*DATA:*
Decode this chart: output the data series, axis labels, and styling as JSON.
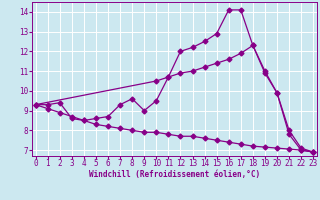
{
  "xlabel": "Windchill (Refroidissement éolien,°C)",
  "background_color": "#cce8f0",
  "grid_color": "#ffffff",
  "line_color": "#880088",
  "x_ticks": [
    0,
    1,
    2,
    3,
    4,
    5,
    6,
    7,
    8,
    9,
    10,
    11,
    12,
    13,
    14,
    15,
    16,
    17,
    18,
    19,
    20,
    21,
    22,
    23
  ],
  "y_ticks": [
    7,
    8,
    9,
    10,
    11,
    12,
    13,
    14
  ],
  "ylim": [
    6.7,
    14.5
  ],
  "xlim": [
    -0.3,
    23.3
  ],
  "line_jagged_x": [
    0,
    1,
    2,
    3,
    4,
    5,
    6,
    7,
    8,
    9,
    10,
    11,
    12,
    13,
    14,
    15,
    16,
    17,
    18,
    19,
    20,
    21,
    22,
    23
  ],
  "line_jagged_y": [
    9.3,
    9.3,
    9.4,
    8.6,
    8.5,
    8.6,
    8.7,
    9.3,
    9.6,
    9.0,
    9.5,
    10.7,
    12.0,
    12.2,
    12.5,
    12.9,
    14.1,
    14.1,
    12.3,
    10.9,
    9.9,
    7.8,
    7.0,
    6.9
  ],
  "line_upper_x": [
    0,
    10,
    11,
    12,
    13,
    14,
    15,
    16,
    17,
    18,
    19,
    20,
    21,
    22,
    23
  ],
  "line_upper_y": [
    9.3,
    10.5,
    10.7,
    10.9,
    11.0,
    11.2,
    11.4,
    11.6,
    11.9,
    12.3,
    11.0,
    9.9,
    8.0,
    7.1,
    6.9
  ],
  "line_lower_x": [
    0,
    1,
    2,
    3,
    4,
    5,
    6,
    7,
    8,
    9,
    10,
    11,
    12,
    13,
    14,
    15,
    16,
    17,
    18,
    19,
    20,
    21,
    22,
    23
  ],
  "line_lower_y": [
    9.3,
    9.1,
    8.9,
    8.7,
    8.5,
    8.3,
    8.2,
    8.1,
    8.0,
    7.9,
    7.9,
    7.8,
    7.7,
    7.7,
    7.6,
    7.5,
    7.4,
    7.3,
    7.2,
    7.15,
    7.1,
    7.05,
    7.0,
    6.9
  ],
  "marker_size": 2.5,
  "line_width": 0.9,
  "tick_fontsize": 5.5
}
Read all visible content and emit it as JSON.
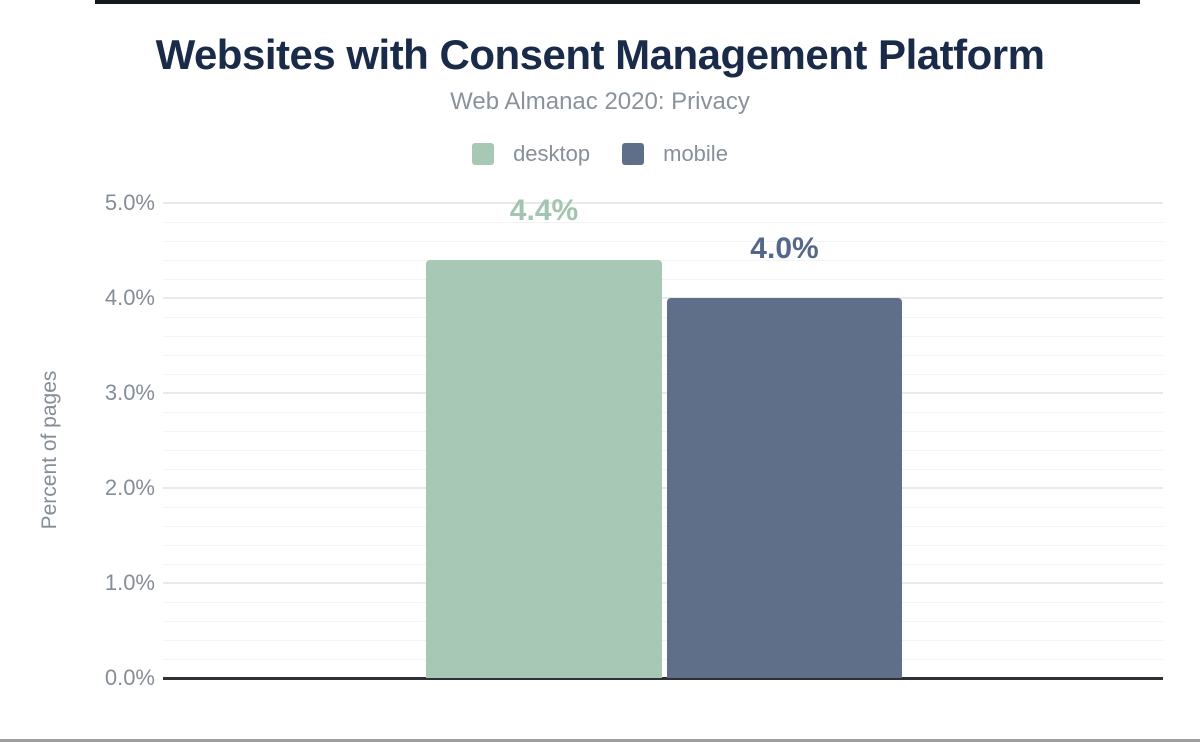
{
  "header": {
    "title": "Websites with Consent Management Platform",
    "subtitle": "Web Almanac 2020: Privacy"
  },
  "legend": {
    "items": [
      {
        "label": "desktop",
        "color": "#a8c8b6"
      },
      {
        "label": "mobile",
        "color": "#5f6f8a"
      }
    ]
  },
  "chart_data": {
    "type": "bar",
    "title": "Websites with Consent Management Platform",
    "subtitle": "Web Almanac 2020: Privacy",
    "categories": [
      ""
    ],
    "series": [
      {
        "name": "desktop",
        "values": [
          4.4
        ],
        "data_labels": [
          "4.4%"
        ],
        "color": "#a8c8b6",
        "label_color": "#a3c4b1"
      },
      {
        "name": "mobile",
        "values": [
          4.0
        ],
        "data_labels": [
          "4.0%"
        ],
        "color": "#5f6f8a",
        "label_color": "#55678a"
      }
    ],
    "xlabel": "",
    "ylabel": "Percent of pages",
    "ylim": [
      0,
      5
    ],
    "yticks": [
      {
        "value": 0,
        "label": "0.0%"
      },
      {
        "value": 1,
        "label": "1.0%"
      },
      {
        "value": 2,
        "label": "2.0%"
      },
      {
        "value": 3,
        "label": "3.0%"
      },
      {
        "value": 4,
        "label": "4.0%"
      },
      {
        "value": 5,
        "label": "5.0%"
      }
    ],
    "minor_tick_step": 0.2,
    "grid": "on",
    "legend_position": "top"
  },
  "colors": {
    "title_text": "#1a2b49",
    "muted_text": "#878f98",
    "axis_line": "#2e3236",
    "gridline_major": "#e9e9e9",
    "gridline_minor": "#f3f3f3",
    "top_rule": "#14181c",
    "bottom_rule": "#9e9e9e"
  }
}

*EXERCISE:*
All lines from the one holding "Read all visible content and emit it as JSON." through the last line of the entries, and nothing else, are to be output exactly; leave out the pictures.

*CORRECT RESULT:*
Read all visible content and emit it as JSON.
{
  "header": {
    "title": "Websites with Consent Management Platform",
    "subtitle": "Web Almanac 2020: Privacy"
  },
  "legend": {
    "items": [
      {
        "label": "desktop",
        "color": "#a8c8b6"
      },
      {
        "label": "mobile",
        "color": "#5f6f8a"
      }
    ]
  },
  "chart_data": {
    "type": "bar",
    "title": "Websites with Consent Management Platform",
    "subtitle": "Web Almanac 2020: Privacy",
    "categories": [
      ""
    ],
    "series": [
      {
        "name": "desktop",
        "values": [
          4.4
        ],
        "data_labels": [
          "4.4%"
        ],
        "color": "#a8c8b6",
        "label_color": "#a3c4b1"
      },
      {
        "name": "mobile",
        "values": [
          4.0
        ],
        "data_labels": [
          "4.0%"
        ],
        "color": "#5f6f8a",
        "label_color": "#55678a"
      }
    ],
    "xlabel": "",
    "ylabel": "Percent of pages",
    "ylim": [
      0,
      5
    ],
    "yticks": [
      {
        "value": 0,
        "label": "0.0%"
      },
      {
        "value": 1,
        "label": "1.0%"
      },
      {
        "value": 2,
        "label": "2.0%"
      },
      {
        "value": 3,
        "label": "3.0%"
      },
      {
        "value": 4,
        "label": "4.0%"
      },
      {
        "value": 5,
        "label": "5.0%"
      }
    ],
    "minor_tick_step": 0.2,
    "grid": "on",
    "legend_position": "top"
  },
  "colors": {
    "title_text": "#1a2b49",
    "muted_text": "#878f98",
    "axis_line": "#2e3236",
    "gridline_major": "#e9e9e9",
    "gridline_minor": "#f3f3f3",
    "top_rule": "#14181c",
    "bottom_rule": "#9e9e9e"
  }
}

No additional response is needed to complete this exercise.